#### [REQUIRED WORK]
Look through the material below for "screenshot". Copy every line that contains it.
++++++++++
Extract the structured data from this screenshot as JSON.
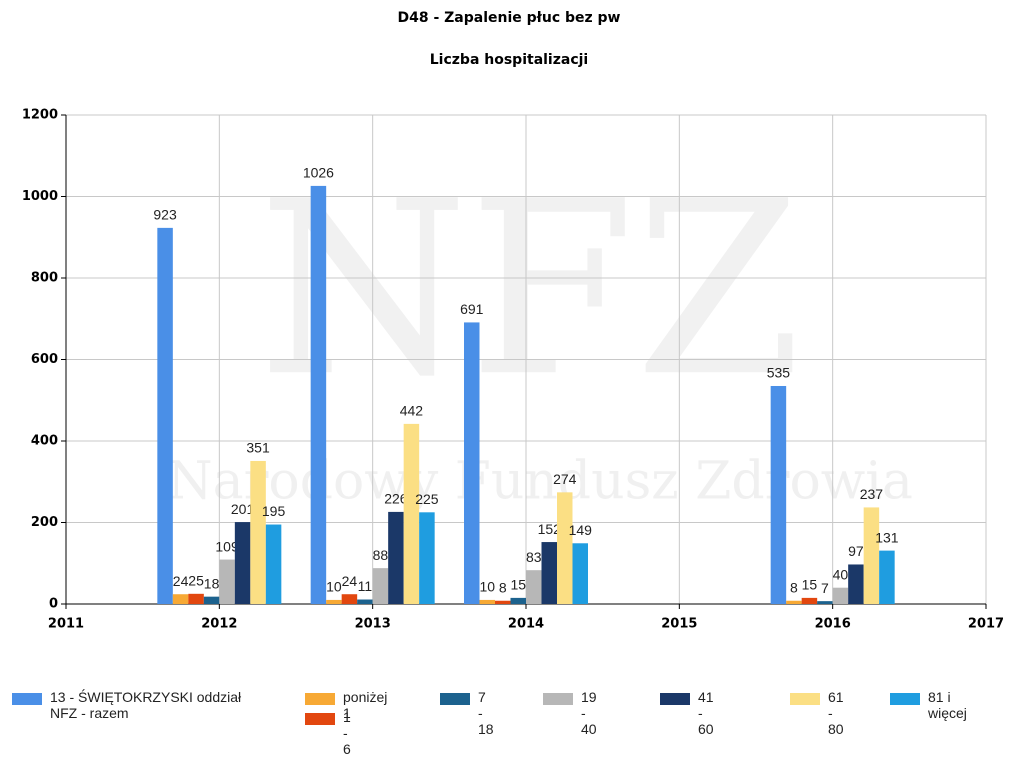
{
  "chart_data": {
    "type": "bar",
    "title": "D48 - Zapalenie płuc bez pw",
    "subtitle": "Liczba hospitalizacji",
    "watermark": [
      "NFZ",
      "Narodowy Fundusz Zdrowia"
    ],
    "x": [
      2012,
      2013,
      2014,
      2016
    ],
    "xlim": [
      2011,
      2017
    ],
    "xticks": [
      2011,
      2012,
      2013,
      2014,
      2015,
      2016,
      2017
    ],
    "ylim": [
      0,
      1200
    ],
    "yticks": [
      0,
      200,
      400,
      600,
      800,
      1000,
      1200
    ],
    "grid": true,
    "legend": "bottom",
    "series": [
      {
        "name": "13 - ŚWIĘTOKRZYSKI oddział NFZ - razem",
        "color": "#4a8fe7",
        "values": [
          923,
          1026,
          691,
          535
        ]
      },
      {
        "name": "poniżej 1",
        "color": "#f7a935",
        "values": [
          24,
          10,
          10,
          8
        ]
      },
      {
        "name": "1 - 6",
        "color": "#e2470f",
        "values": [
          25,
          24,
          8,
          15
        ]
      },
      {
        "name": "7 - 18",
        "color": "#1c628e",
        "values": [
          18,
          11,
          15,
          7
        ]
      },
      {
        "name": "19 - 40",
        "color": "#b7b7b7",
        "values": [
          109,
          88,
          83,
          40
        ]
      },
      {
        "name": "41 - 60",
        "color": "#1b3868",
        "values": [
          201,
          226,
          152,
          97
        ]
      },
      {
        "name": "61 - 80",
        "color": "#fbdf84",
        "values": [
          351,
          442,
          274,
          237
        ]
      },
      {
        "name": "81 i więcej",
        "color": "#1f9de0",
        "values": [
          195,
          225,
          149,
          131
        ]
      }
    ]
  }
}
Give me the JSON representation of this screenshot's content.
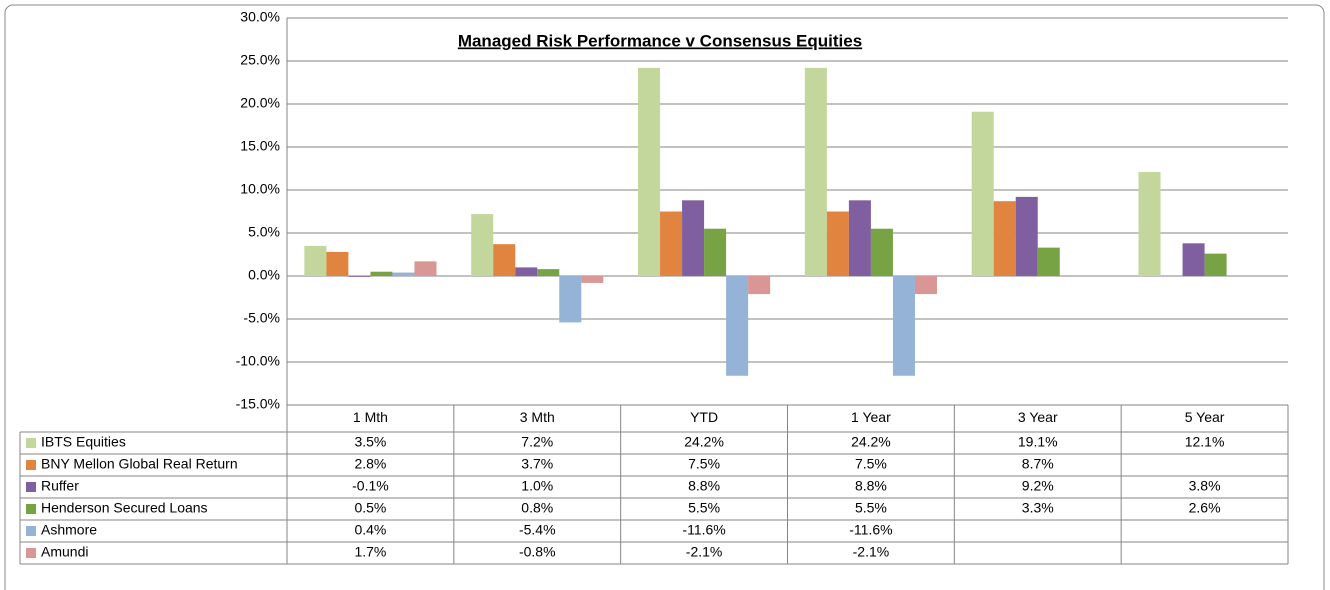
{
  "chart_data": {
    "type": "bar",
    "title": "Managed Risk Performance v Consensus Equities",
    "categories": [
      "1 Mth",
      "3 Mth",
      "YTD",
      "1 Year",
      "3 Year",
      "5 Year"
    ],
    "series": [
      {
        "name": "IBTS Equities",
        "color": "#c3d69b",
        "values": [
          3.5,
          7.2,
          24.2,
          24.2,
          19.1,
          12.1
        ],
        "value_labels": [
          "3.5%",
          "7.2%",
          "24.2%",
          "24.2%",
          "19.1%",
          "12.1%"
        ]
      },
      {
        "name": "BNY Mellon Global Real Return",
        "color": "#e0843f",
        "values": [
          2.8,
          3.7,
          7.5,
          7.5,
          8.7,
          null
        ],
        "value_labels": [
          "2.8%",
          "3.7%",
          "7.5%",
          "7.5%",
          "8.7%",
          null
        ]
      },
      {
        "name": "Ruffer",
        "color": "#7f5f9f",
        "values": [
          -0.1,
          1.0,
          8.8,
          8.8,
          9.2,
          3.8
        ],
        "value_labels": [
          "-0.1%",
          "1.0%",
          "8.8%",
          "8.8%",
          "9.2%",
          "3.8%"
        ]
      },
      {
        "name": "Henderson Secured Loans",
        "color": "#77a344",
        "values": [
          0.5,
          0.8,
          5.5,
          5.5,
          3.3,
          2.6
        ],
        "value_labels": [
          "0.5%",
          "0.8%",
          "5.5%",
          "5.5%",
          "3.3%",
          "2.6%"
        ]
      },
      {
        "name": "Ashmore",
        "color": "#95b3d7",
        "values": [
          0.4,
          -5.4,
          -11.6,
          -11.6,
          null,
          null
        ],
        "value_labels": [
          "0.4%",
          "-5.4%",
          "-11.6%",
          "-11.6%",
          null,
          null
        ]
      },
      {
        "name": "Amundi",
        "color": "#d99694",
        "values": [
          1.7,
          -0.8,
          -2.1,
          -2.1,
          null,
          null
        ],
        "value_labels": [
          "1.7%",
          "-0.8%",
          "-2.1%",
          "-2.1%",
          null,
          null
        ]
      }
    ],
    "ylim": [
      -15,
      30
    ],
    "yticks": [
      {
        "value": -15,
        "label": "-15.0%"
      },
      {
        "value": -10,
        "label": "-10.0%"
      },
      {
        "value": -5,
        "label": "-5.0%"
      },
      {
        "value": 0,
        "label": "0.0%"
      },
      {
        "value": 5,
        "label": "5.0%"
      },
      {
        "value": 10,
        "label": "10.0%"
      },
      {
        "value": 15,
        "label": "15.0%"
      },
      {
        "value": 20,
        "label": "20.0%"
      },
      {
        "value": 25,
        "label": "25.0%"
      },
      {
        "value": 30,
        "label": "30.0%"
      }
    ],
    "grid": true
  }
}
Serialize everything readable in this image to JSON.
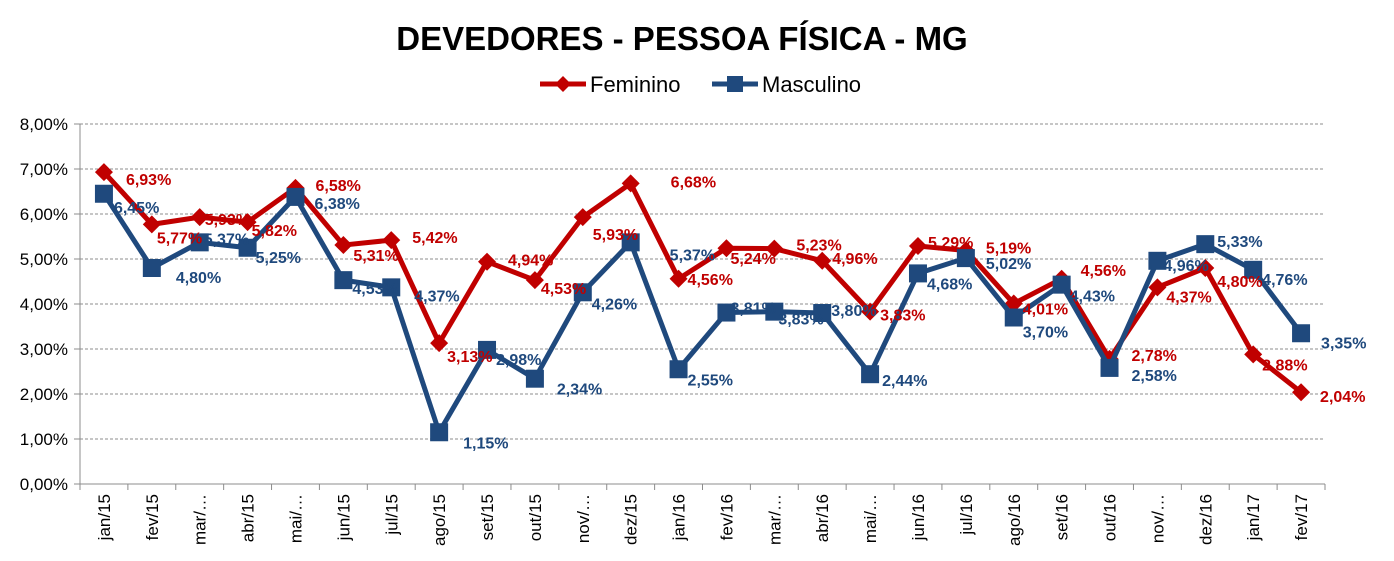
{
  "chart_data": {
    "type": "line",
    "title": "DEVEDORES - PESSOA FÍSICA - MG",
    "categories": [
      "jan/15",
      "fev/15",
      "mar/…",
      "abr/15",
      "mai/…",
      "jun/15",
      "jul/15",
      "ago/15",
      "set/15",
      "out/15",
      "nov/…",
      "dez/15",
      "jan/16",
      "fev/16",
      "mar/…",
      "abr/16",
      "mai/…",
      "jun/16",
      "jul/16",
      "ago/16",
      "set/16",
      "out/16",
      "nov/…",
      "dez/16",
      "jan/17",
      "fev/17"
    ],
    "ylim": [
      0,
      8
    ],
    "y_ticks": [
      "0,00%",
      "1,00%",
      "2,00%",
      "3,00%",
      "4,00%",
      "5,00%",
      "6,00%",
      "7,00%",
      "8,00%"
    ],
    "grid": true,
    "legend_position": "top-center",
    "series": [
      {
        "name": "Feminino",
        "color": "#C00000",
        "marker": "diamond",
        "values": [
          6.93,
          5.77,
          5.93,
          5.82,
          6.58,
          5.31,
          5.42,
          3.13,
          4.94,
          4.53,
          5.93,
          6.68,
          4.56,
          5.24,
          5.23,
          4.96,
          3.83,
          5.29,
          5.19,
          4.01,
          4.56,
          2.78,
          4.37,
          4.8,
          2.88,
          2.04
        ],
        "labels": [
          "6,93%",
          "5,77%",
          "5,93%",
          "5,82%",
          "6,58%",
          "5,31%",
          "5,42%",
          "3,13%",
          "4,94%",
          "4,53%",
          "5,93%",
          "6,68%",
          "4,56%",
          "5,24%",
          "5,23%",
          "4,96%",
          "3,83%",
          "5,29%",
          "5,19%",
          "4,01%",
          "4,56%",
          "2,78%",
          "4,37%",
          "4,80%",
          "2,88%",
          "2,04%"
        ]
      },
      {
        "name": "Masculino",
        "color": "#1F497D",
        "marker": "square",
        "values": [
          6.45,
          4.8,
          5.37,
          5.25,
          6.38,
          4.53,
          4.37,
          1.15,
          2.98,
          2.34,
          4.26,
          5.37,
          2.55,
          3.81,
          3.83,
          3.8,
          2.44,
          4.68,
          5.02,
          3.7,
          4.43,
          2.58,
          4.96,
          5.33,
          4.76,
          3.35
        ],
        "labels": [
          "6,45%",
          "4,80%",
          "5,37%",
          "5,25%",
          "6,38%",
          "4,53%",
          "4,37%",
          "1,15%",
          "2,98%",
          "2,34%",
          "4,26%",
          "5,37%",
          "2,55%",
          "3,81%",
          "3,83%",
          "3,80%",
          "2,44%",
          "4,68%",
          "5,02%",
          "3,70%",
          "4,43%",
          "2,58%",
          "4,96%",
          "5,33%",
          "4,76%",
          "3,35%"
        ]
      }
    ]
  }
}
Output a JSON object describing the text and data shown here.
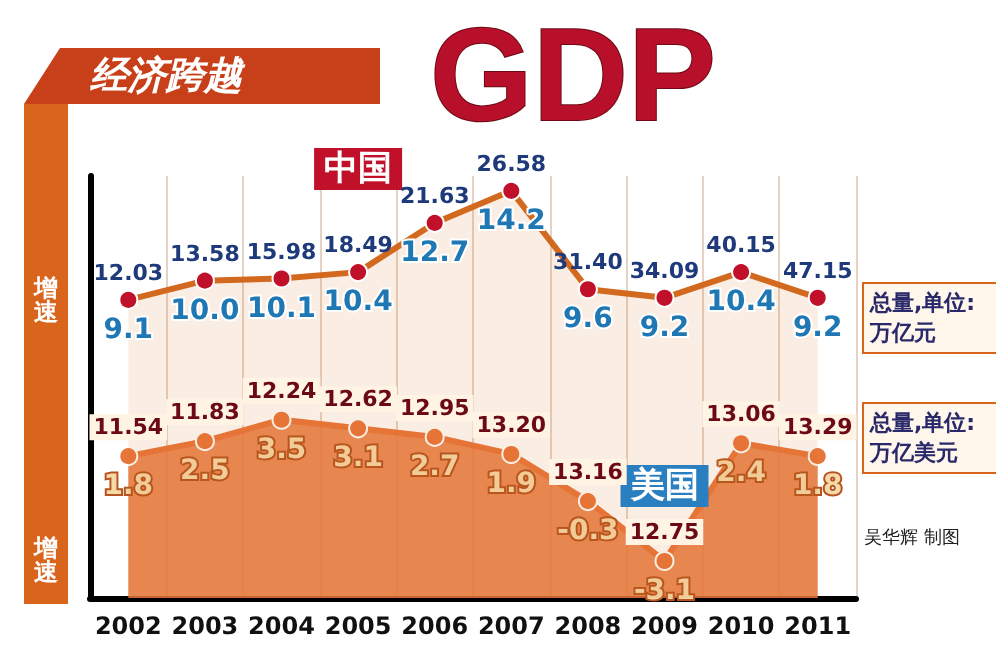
{
  "chart_data": {
    "type": "line",
    "title": "经济跨越",
    "subtitle": "GDP",
    "ylabel": "增速",
    "categories": [
      "2002",
      "2003",
      "2004",
      "2005",
      "2006",
      "2007",
      "2008",
      "2009",
      "2010",
      "2011"
    ],
    "series": [
      {
        "name": "中国",
        "color": "#d2691e",
        "values": [
          9.1,
          10.0,
          10.1,
          10.4,
          12.7,
          14.2,
          9.6,
          9.2,
          10.4,
          9.2
        ],
        "value_labels": [
          "9.1",
          "10.0",
          "10.1",
          "10.4",
          "12.7",
          "14.2",
          "9.6",
          "9.2",
          "10.4",
          "9.2"
        ]
      },
      {
        "name": "美国",
        "type": "area",
        "color": "#e8763a",
        "values": [
          1.8,
          2.5,
          3.5,
          3.1,
          2.7,
          1.9,
          -0.3,
          -3.1,
          2.4,
          1.8
        ],
        "value_labels": [
          "1.8",
          "2.5",
          "3.5",
          "3.1",
          "2.7",
          "1.9",
          "-0.3",
          "-3.1",
          "2.4",
          "1.8"
        ]
      }
    ],
    "annotations": [
      {
        "text": "12.03",
        "x": "2002",
        "y": 9.1
      },
      {
        "text": "13.58",
        "x": "2003",
        "y": 10.0
      },
      {
        "text": "15.98",
        "x": "2004",
        "y": 10.1
      },
      {
        "text": "18.49",
        "x": "2005",
        "y": 10.4
      },
      {
        "text": "21.63",
        "x": "2006",
        "y": 12.7
      },
      {
        "text": "26.58",
        "x": "2007",
        "y": 14.2
      },
      {
        "text": "31.40",
        "x": "2008",
        "y": 9.6
      },
      {
        "text": "34.09",
        "x": "2009",
        "y": 9.2
      },
      {
        "text": "40.15",
        "x": "2010",
        "y": 10.4
      },
      {
        "text": "47.15",
        "x": "2011",
        "y": 9.2
      },
      {
        "text": "11.54",
        "x": "2002",
        "y": 1.8
      },
      {
        "text": "11.83",
        "x": "2003",
        "y": 2.5
      },
      {
        "text": "12.24",
        "x": "2004",
        "y": 3.5
      },
      {
        "text": "12.62",
        "x": "2005",
        "y": 3.1
      },
      {
        "text": "12.95",
        "x": "2006",
        "y": 2.7
      },
      {
        "text": "13.20",
        "x": "2007",
        "y": 1.9
      },
      {
        "text": "13.16",
        "x": "2008",
        "y": -0.3
      },
      {
        "text": "12.75",
        "x": "2009",
        "y": -3.1
      },
      {
        "text": "13.06",
        "x": "2010",
        "y": 2.4
      },
      {
        "text": "13.29",
        "x": "2011",
        "y": 1.8
      },
      "总量,单位:万亿元",
      "总量,单位:万亿美元",
      "吴华辉 制图"
    ],
    "grid": "x",
    "legend": false,
    "marker": "circle",
    "line_style": "solid",
    "tick_labels": "x"
  }
}
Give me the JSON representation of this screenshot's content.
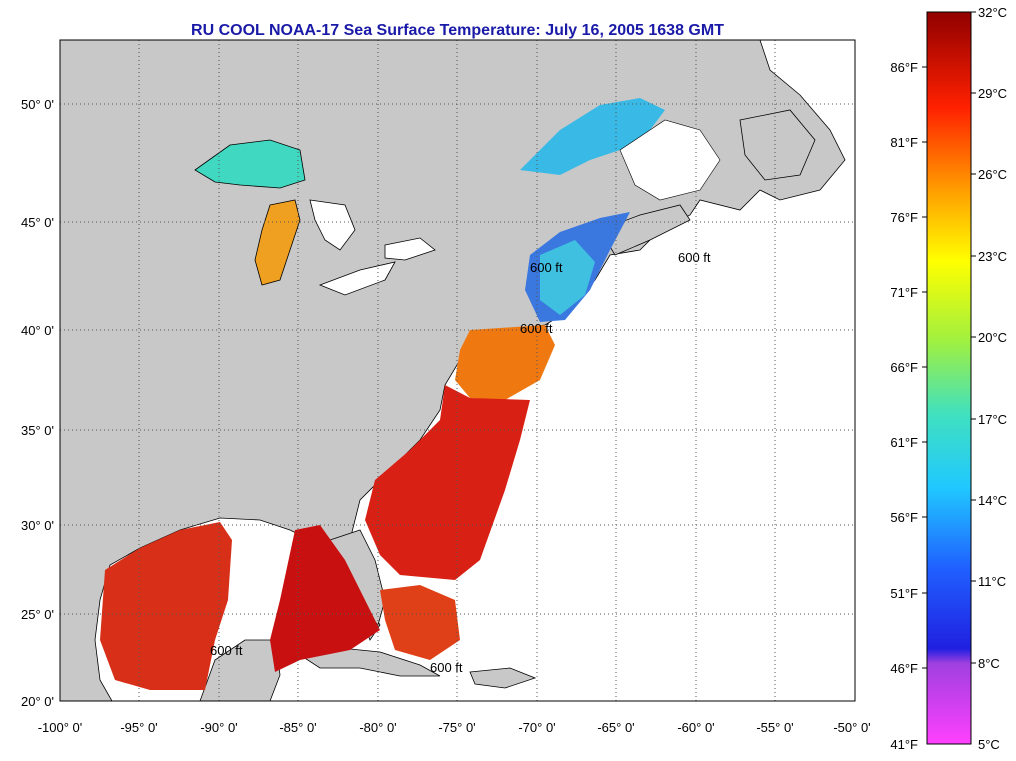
{
  "title": "RU COOL  NOAA-17  Sea Surface Temperature:  July 16, 2005 1638 GMT",
  "lon_labels": [
    "-100° 0'",
    "-95° 0'",
    "-90° 0'",
    "-85° 0'",
    "-80° 0'",
    "-75° 0'",
    "-70° 0'",
    "-65° 0'",
    "-60° 0'",
    "-55° 0'",
    "-50° 0'"
  ],
  "lat_labels": [
    "50° 0'",
    "45° 0'",
    "40° 0'",
    "35° 0'",
    "30° 0'",
    "25° 0'",
    "20° 0'"
  ],
  "contour_label": "600 ft",
  "colorbar": {
    "celsius": [
      "32°C",
      "29°C",
      "26°C",
      "23°C",
      "20°C",
      "17°C",
      "14°C",
      "11°C",
      "8°C",
      "5°C"
    ],
    "fahrenheit": [
      "86°F",
      "81°F",
      "76°F",
      "71°F",
      "66°F",
      "61°F",
      "56°F",
      "51°F",
      "46°F",
      "41°F"
    ]
  },
  "colors": {
    "land": "#c8c8c8",
    "ocean_no_data": "#ffffff",
    "title": "#1a1aa8",
    "warm": "#e02818",
    "hot": "#c81010",
    "orange": "#f07810",
    "cold": "#3070e0",
    "cyan": "#40d8e0"
  }
}
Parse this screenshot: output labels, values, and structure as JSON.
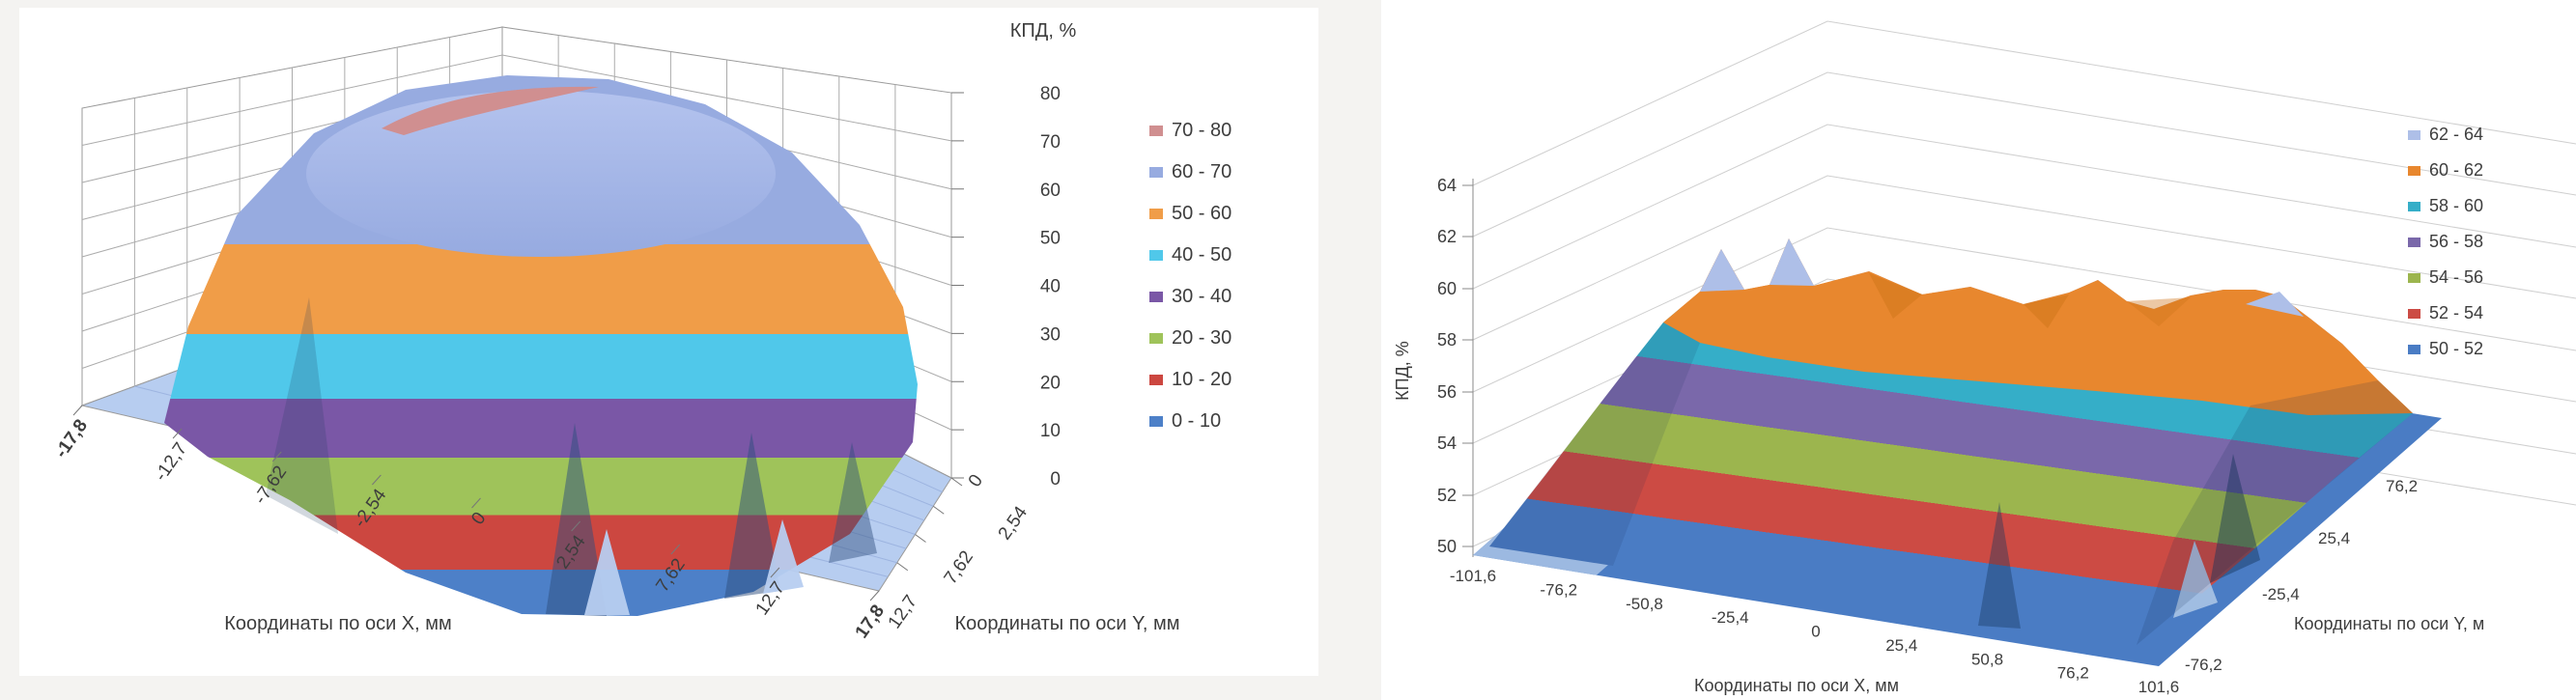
++++++++++
#### [WORKED SOLUTION]
Extract the structured data from this screenshot as JSON.
Give me the JSON representation of this screenshot's content.
Give me the JSON representation of this screenshot's content.
Parse this screenshot: output labels, values, and structure as JSON.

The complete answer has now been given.